• Items listed in a dataset
* * * * * * * * *

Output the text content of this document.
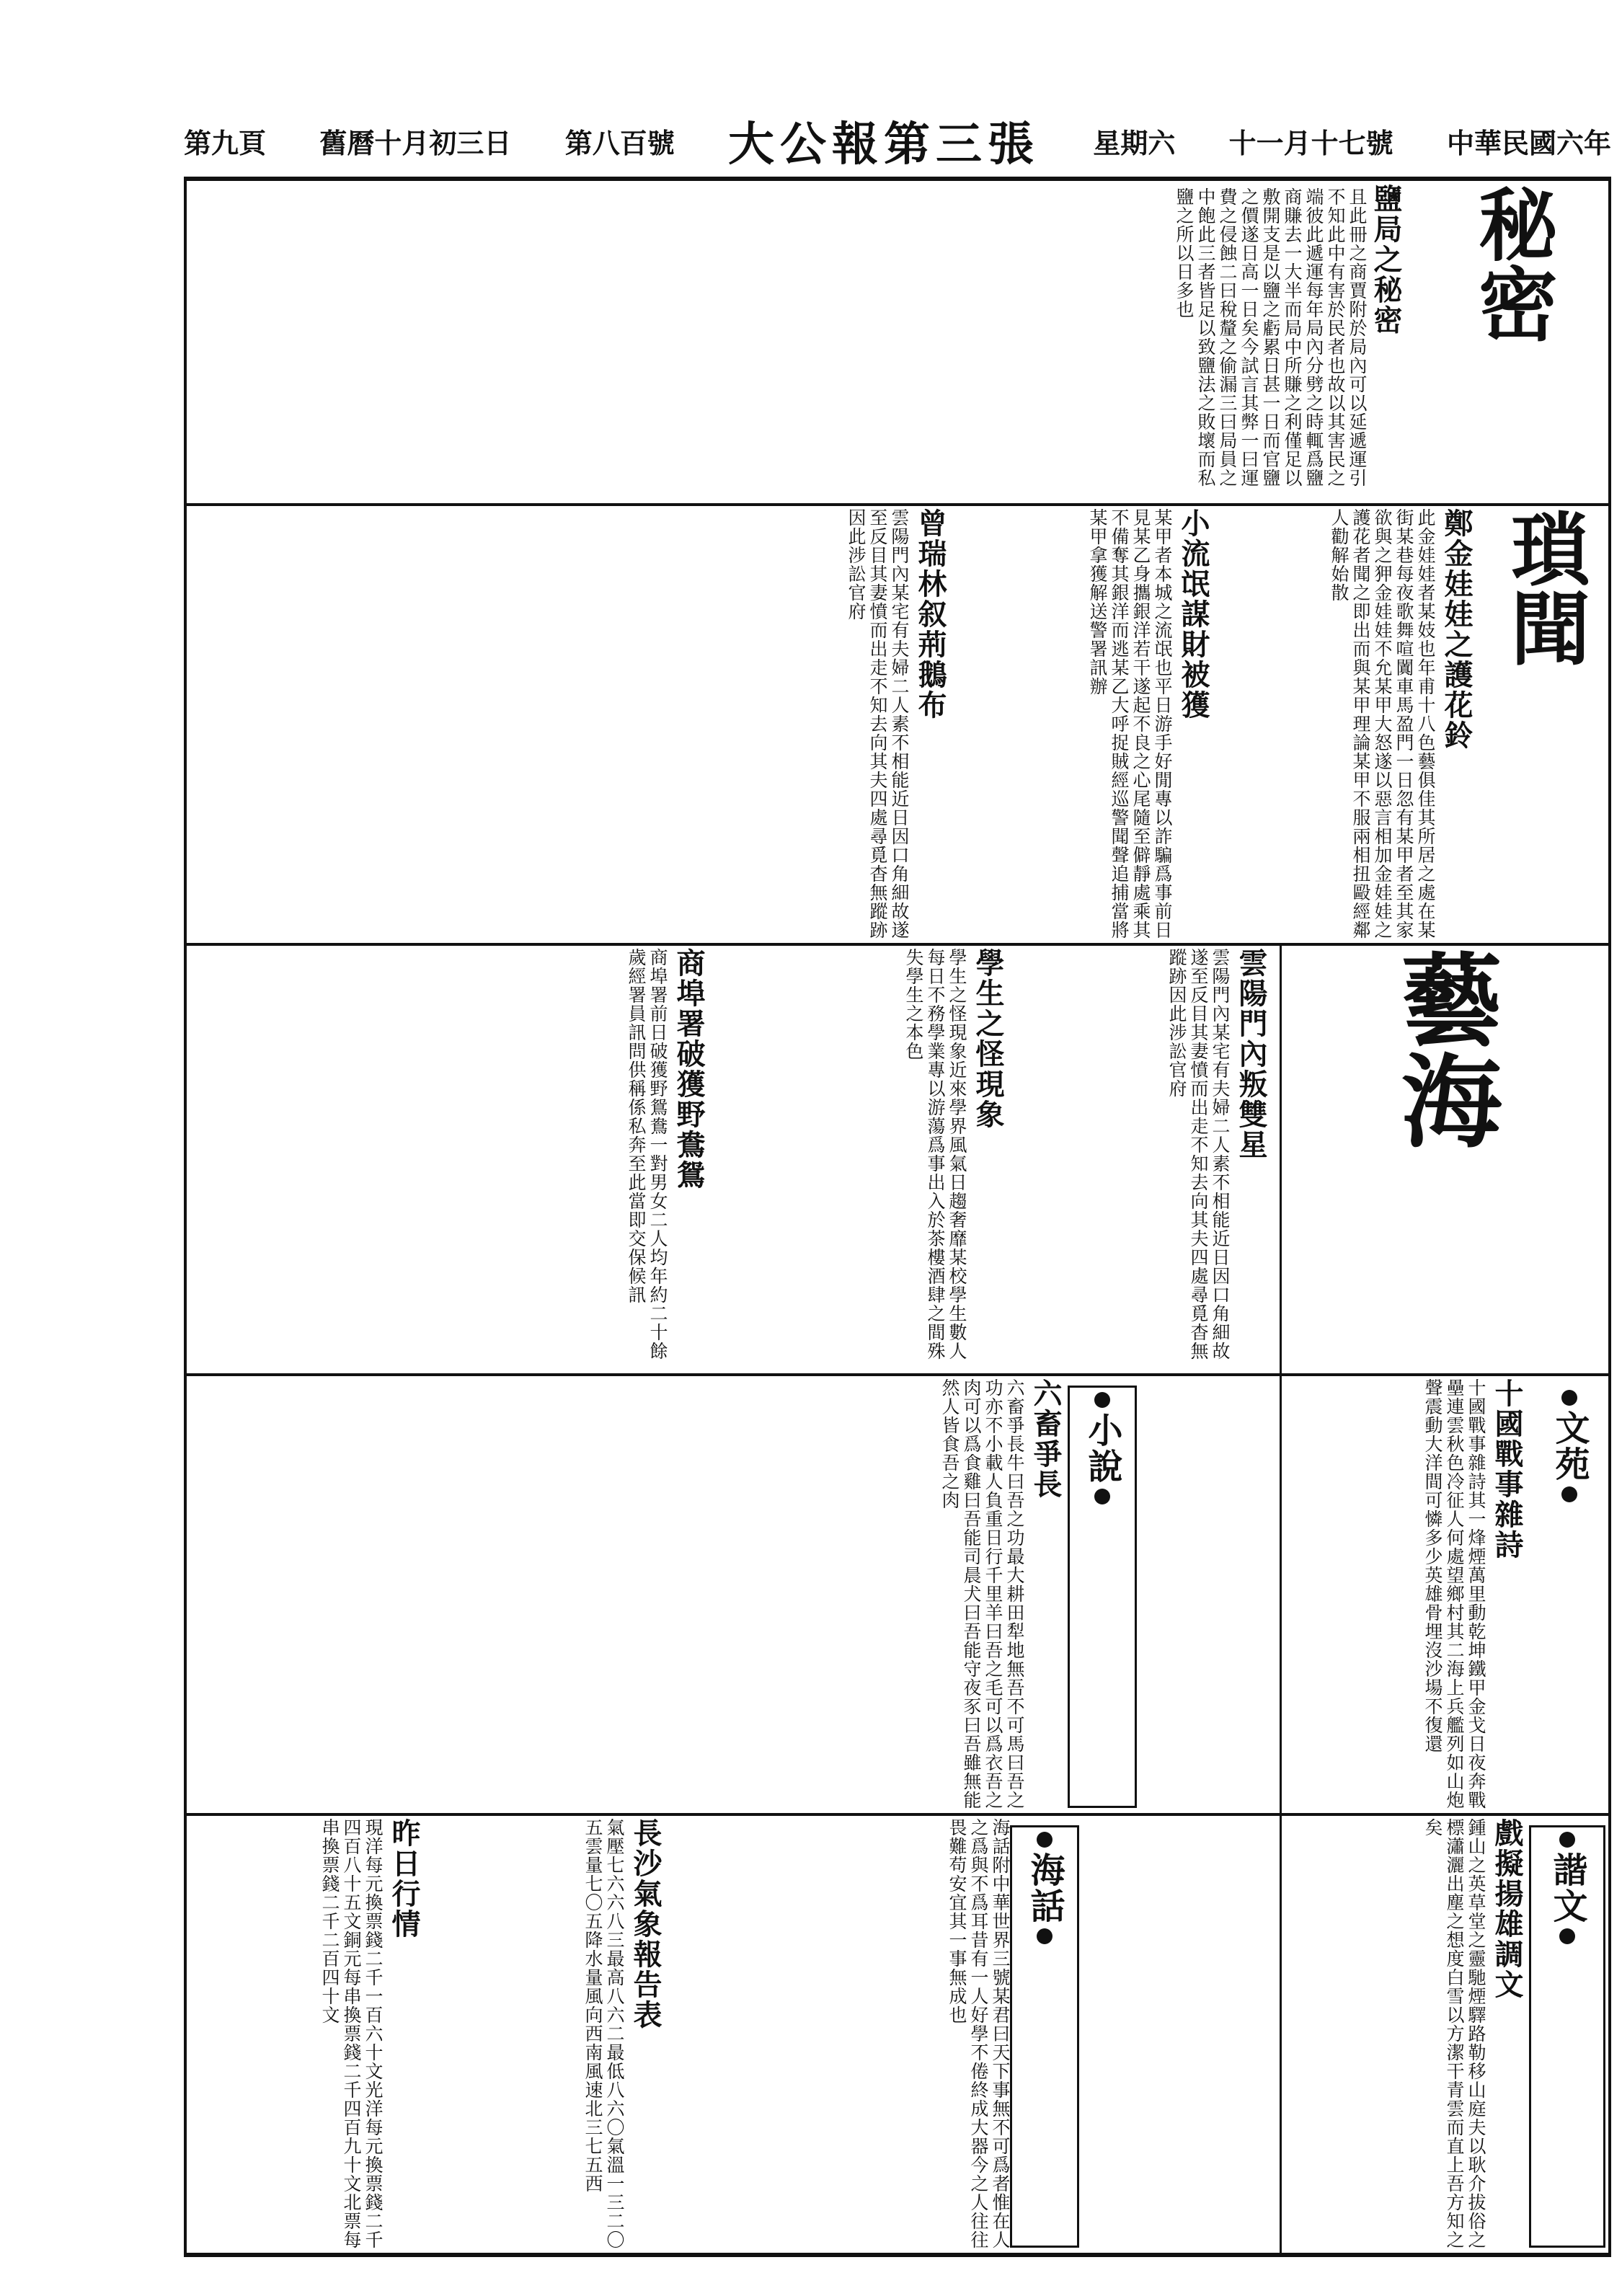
中華民國六年
十一月十七號
星期六
大公報第三張
第八百號
舊曆十月初三日
第九頁
秘密
鹽局之秘密
且此冊之商賈附於局內可以延遞運引不知此中有害於民者也故以其害民之端彼此遞運每年局內分劈之時輒爲鹽商賺去一大半而局中所賺之利僅足以敷開支是以鹽之虧累日甚一日而官鹽之價遂日高一日矣今試言其弊一曰運費之侵蝕二曰稅釐之偷漏三曰局員之中飽此三者皆足以致鹽法之敗壞而私鹽之所以日多也
瑣聞
鄭金娃娃之護花鈴
此金娃娃者某妓也年甫十八色藝俱佳其所居之處在某街某巷每夜歌舞喧闐車馬盈門一日忽有某甲者至其家欲與之狎金娃娃不允某甲大怒遂以惡言相加金娃娃之護花者聞之即出而與某甲理論某甲不服兩相扭毆經鄰人勸解始散
小流氓謀財被獲
某甲者本城之流氓也平日游手好閒專以詐騙爲事前日見某乙身攜銀洋若干遂起不良之心尾隨至僻靜處乘其不備奪其銀洋而逃某乙大呼捉賊經巡警聞聲追捕當將某甲拿獲解送警署訊辦
曾瑞林叙荊鵝布
雲陽門內某宅有夫婦二人素不相能近日因口角細故遂至反目其妻憤而出走不知去向其夫四處尋覓杳無蹤跡因此涉訟官府
藝海
雲陽門內叛雙星
雲陽門內某宅有夫婦二人素不相能近日因口角細故遂至反目其妻憤而出走不知去向其夫四處尋覓杳無蹤跡因此涉訟官府
學生之怪現象
學生之怪現象近來學界風氣日趨奢靡某校學生數人每日不務學業專以游蕩爲事出入於茶樓酒肆之間殊失學生之本色
商埠署破獲野鴦鴛
商埠署前日破獲野鴛鴦一對男女二人均年約二十餘歲經署員訊問供稱係私奔至此當即交保候訊
文苑
十國戰事雜詩
十國戰事雜詩其一烽煙萬里動乾坤鐵甲金戈日夜奔戰壘連雲秋色冷征人何處望鄉村其二海上兵艦列如山炮聲震動大洋間可憐多少英雄骨埋沒沙場不復還
小說
六畜爭長
六畜爭長牛曰吾之功最大耕田犁地無吾不可馬曰吾之功亦不小載人負重日行千里羊曰吾之毛可以爲衣吾之肉可以爲食雞曰吾能司晨犬曰吾能守夜豕曰吾雖無能然人皆食吾之肉
諧文
戲擬揚雄調文
鍾山之英草堂之靈馳煙驛路勒移山庭夫以耿介拔俗之標瀟灑出塵之想度白雪以方潔干青雲而直上吾方知之矣
海話
海話附中華世界三號某君曰天下事無不可爲者惟在人之爲與不爲耳昔有一人好學不倦終成大器今之人往往畏難苟安宜其一事無成也
長沙氣象報告表
氣壓七六六八三最高八六二最低八六〇氣溫一三二〇五雲量七〇五降水量風向西南風速北三七五西
昨日行情
現洋每元換票錢二千一百六十文光洋每元換票錢二千四百八十五文銅元每串換票錢二千四百九十文北票每串換票錢二千二百四十文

* * * * * * * * *

• WHAT YOU ARE ASKED TO DO
Write out every record above exactly as it stands, but leave out the pictures.

• FINISHED EXERCISE
Output the text content of this document.
中華民國六年
十一月十七號
星期六
大公報第三張
第八百號
舊曆十月初三日
第九頁
秘密
鹽局之秘密
且此冊之商賈附於局內可以延遞運引不知此中有害於民者也故以其害民之端彼此遞運每年局內分劈之時輒爲鹽商賺去一大半而局中所賺之利僅足以敷開支是以鹽之虧累日甚一日而官鹽之價遂日高一日矣今試言其弊一曰運費之侵蝕二曰稅釐之偷漏三曰局員之中飽此三者皆足以致鹽法之敗壞而私鹽之所以日多也
瑣聞
鄭金娃娃之護花鈴
此金娃娃者某妓也年甫十八色藝俱佳其所居之處在某街某巷每夜歌舞喧闐車馬盈門一日忽有某甲者至其家欲與之狎金娃娃不允某甲大怒遂以惡言相加金娃娃之護花者聞之即出而與某甲理論某甲不服兩相扭毆經鄰人勸解始散
小流氓謀財被獲
某甲者本城之流氓也平日游手好閒專以詐騙爲事前日見某乙身攜銀洋若干遂起不良之心尾隨至僻靜處乘其不備奪其銀洋而逃某乙大呼捉賊經巡警聞聲追捕當將某甲拿獲解送警署訊辦
曾瑞林叙荊鵝布
雲陽門內某宅有夫婦二人素不相能近日因口角細故遂至反目其妻憤而出走不知去向其夫四處尋覓杳無蹤跡因此涉訟官府
藝海
雲陽門內叛雙星
雲陽門內某宅有夫婦二人素不相能近日因口角細故遂至反目其妻憤而出走不知去向其夫四處尋覓杳無蹤跡因此涉訟官府
學生之怪現象
學生之怪現象近來學界風氣日趨奢靡某校學生數人每日不務學業專以游蕩爲事出入於茶樓酒肆之間殊失學生之本色
商埠署破獲野鴦鴛
商埠署前日破獲野鴛鴦一對男女二人均年約二十餘歲經署員訊問供稱係私奔至此當即交保候訊
文苑
十國戰事雜詩
十國戰事雜詩其一烽煙萬里動乾坤鐵甲金戈日夜奔戰壘連雲秋色冷征人何處望鄉村其二海上兵艦列如山炮聲震動大洋間可憐多少英雄骨埋沒沙場不復還
小說
六畜爭長
六畜爭長牛曰吾之功最大耕田犁地無吾不可馬曰吾之功亦不小載人負重日行千里羊曰吾之毛可以爲衣吾之肉可以爲食雞曰吾能司晨犬曰吾能守夜豕曰吾雖無能然人皆食吾之肉
諧文
戲擬揚雄調文
鍾山之英草堂之靈馳煙驛路勒移山庭夫以耿介拔俗之標瀟灑出塵之想度白雪以方潔干青雲而直上吾方知之矣
海話
海話附中華世界三號某君曰天下事無不可爲者惟在人之爲與不爲耳昔有一人好學不倦終成大器今之人往往畏難苟安宜其一事無成也
長沙氣象報告表
氣壓七六六八三最高八六二最低八六〇氣溫一三二〇五雲量七〇五降水量風向西南風速北三七五西
昨日行情
現洋每元換票錢二千一百六十文光洋每元換票錢二千四百八十五文銅元每串換票錢二千四百九十文北票每串換票錢二千二百四十文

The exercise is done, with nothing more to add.